_Record excerpts_.
=====
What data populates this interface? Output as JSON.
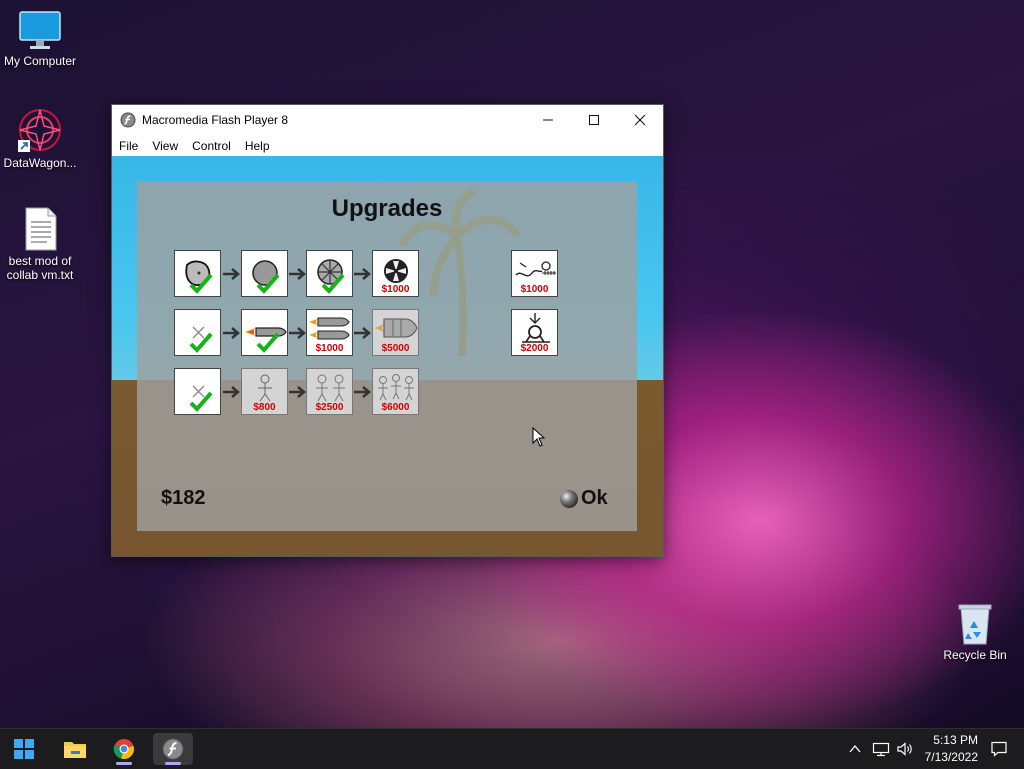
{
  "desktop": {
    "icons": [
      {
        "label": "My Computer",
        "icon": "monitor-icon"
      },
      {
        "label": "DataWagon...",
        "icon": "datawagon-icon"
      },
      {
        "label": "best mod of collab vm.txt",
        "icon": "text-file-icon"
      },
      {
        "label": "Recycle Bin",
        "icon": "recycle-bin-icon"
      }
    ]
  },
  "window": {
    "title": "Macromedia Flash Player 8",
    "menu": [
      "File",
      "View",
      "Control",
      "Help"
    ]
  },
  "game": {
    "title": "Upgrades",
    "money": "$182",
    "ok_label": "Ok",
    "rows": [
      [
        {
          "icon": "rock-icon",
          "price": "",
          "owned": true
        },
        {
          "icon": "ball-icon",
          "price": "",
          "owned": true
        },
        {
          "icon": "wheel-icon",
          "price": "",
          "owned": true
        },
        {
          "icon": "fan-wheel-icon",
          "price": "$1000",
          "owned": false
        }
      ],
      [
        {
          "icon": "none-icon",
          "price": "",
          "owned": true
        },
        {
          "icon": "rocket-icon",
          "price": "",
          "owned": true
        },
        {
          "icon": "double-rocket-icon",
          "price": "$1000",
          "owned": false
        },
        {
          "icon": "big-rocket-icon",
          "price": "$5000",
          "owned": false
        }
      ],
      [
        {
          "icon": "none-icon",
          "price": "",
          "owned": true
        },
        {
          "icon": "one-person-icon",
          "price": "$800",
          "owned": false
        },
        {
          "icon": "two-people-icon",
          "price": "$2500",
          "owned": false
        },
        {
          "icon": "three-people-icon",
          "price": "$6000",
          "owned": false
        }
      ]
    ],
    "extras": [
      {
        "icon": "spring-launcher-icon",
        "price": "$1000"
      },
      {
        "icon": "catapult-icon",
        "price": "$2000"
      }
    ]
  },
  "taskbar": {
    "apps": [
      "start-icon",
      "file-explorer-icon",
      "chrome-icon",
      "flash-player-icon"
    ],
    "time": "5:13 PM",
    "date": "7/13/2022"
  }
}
=====
_Problem details_. Reproduce all of the entries word for word, skipping any pictures they hold.

_Task result_.
What data populates this interface? Output as JSON.
{
  "desktop": {
    "icons": [
      {
        "label": "My Computer",
        "icon": "monitor-icon"
      },
      {
        "label": "DataWagon...",
        "icon": "datawagon-icon"
      },
      {
        "label": "best mod of collab vm.txt",
        "icon": "text-file-icon"
      },
      {
        "label": "Recycle Bin",
        "icon": "recycle-bin-icon"
      }
    ]
  },
  "window": {
    "title": "Macromedia Flash Player 8",
    "menu": [
      "File",
      "View",
      "Control",
      "Help"
    ]
  },
  "game": {
    "title": "Upgrades",
    "money": "$182",
    "ok_label": "Ok",
    "rows": [
      [
        {
          "icon": "rock-icon",
          "price": "",
          "owned": true
        },
        {
          "icon": "ball-icon",
          "price": "",
          "owned": true
        },
        {
          "icon": "wheel-icon",
          "price": "",
          "owned": true
        },
        {
          "icon": "fan-wheel-icon",
          "price": "$1000",
          "owned": false
        }
      ],
      [
        {
          "icon": "none-icon",
          "price": "",
          "owned": true
        },
        {
          "icon": "rocket-icon",
          "price": "",
          "owned": true
        },
        {
          "icon": "double-rocket-icon",
          "price": "$1000",
          "owned": false
        },
        {
          "icon": "big-rocket-icon",
          "price": "$5000",
          "owned": false
        }
      ],
      [
        {
          "icon": "none-icon",
          "price": "",
          "owned": true
        },
        {
          "icon": "one-person-icon",
          "price": "$800",
          "owned": false
        },
        {
          "icon": "two-people-icon",
          "price": "$2500",
          "owned": false
        },
        {
          "icon": "three-people-icon",
          "price": "$6000",
          "owned": false
        }
      ]
    ],
    "extras": [
      {
        "icon": "spring-launcher-icon",
        "price": "$1000"
      },
      {
        "icon": "catapult-icon",
        "price": "$2000"
      }
    ]
  },
  "taskbar": {
    "apps": [
      "start-icon",
      "file-explorer-icon",
      "chrome-icon",
      "flash-player-icon"
    ],
    "time": "5:13 PM",
    "date": "7/13/2022"
  }
}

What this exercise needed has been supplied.